Data section:
===
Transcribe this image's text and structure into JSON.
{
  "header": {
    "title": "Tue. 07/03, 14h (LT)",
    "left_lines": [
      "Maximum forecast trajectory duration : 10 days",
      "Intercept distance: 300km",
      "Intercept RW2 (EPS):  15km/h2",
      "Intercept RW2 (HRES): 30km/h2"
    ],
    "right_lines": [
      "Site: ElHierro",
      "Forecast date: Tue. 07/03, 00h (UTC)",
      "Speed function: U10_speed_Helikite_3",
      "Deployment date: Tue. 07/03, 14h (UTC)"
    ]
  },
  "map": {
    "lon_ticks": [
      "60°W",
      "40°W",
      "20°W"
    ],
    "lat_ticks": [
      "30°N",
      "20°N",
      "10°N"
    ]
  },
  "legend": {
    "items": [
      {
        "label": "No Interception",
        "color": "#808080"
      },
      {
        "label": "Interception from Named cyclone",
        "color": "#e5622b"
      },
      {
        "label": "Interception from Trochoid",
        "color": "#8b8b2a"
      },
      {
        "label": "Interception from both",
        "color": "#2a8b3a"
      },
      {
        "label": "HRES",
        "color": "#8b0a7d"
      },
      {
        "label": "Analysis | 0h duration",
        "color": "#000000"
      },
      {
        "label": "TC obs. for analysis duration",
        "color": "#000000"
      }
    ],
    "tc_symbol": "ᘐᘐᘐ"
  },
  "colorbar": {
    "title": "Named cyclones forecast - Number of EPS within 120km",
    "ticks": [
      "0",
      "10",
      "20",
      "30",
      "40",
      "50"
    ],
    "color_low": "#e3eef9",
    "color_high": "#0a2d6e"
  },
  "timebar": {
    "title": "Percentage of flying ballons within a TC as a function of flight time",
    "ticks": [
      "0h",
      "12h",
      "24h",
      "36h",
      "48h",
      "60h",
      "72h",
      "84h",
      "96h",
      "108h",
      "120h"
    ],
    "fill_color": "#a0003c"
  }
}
===
Problem to solve: Copy out every line in the listing where the word "title" appears.

Correct answer:
    "title": "Tue. 07/03, 14h (LT)",
    "title": "Named cyclones forecast - Number of EPS within 120km",
    "title": "Percentage of flying ballons within a TC as a function of flight time",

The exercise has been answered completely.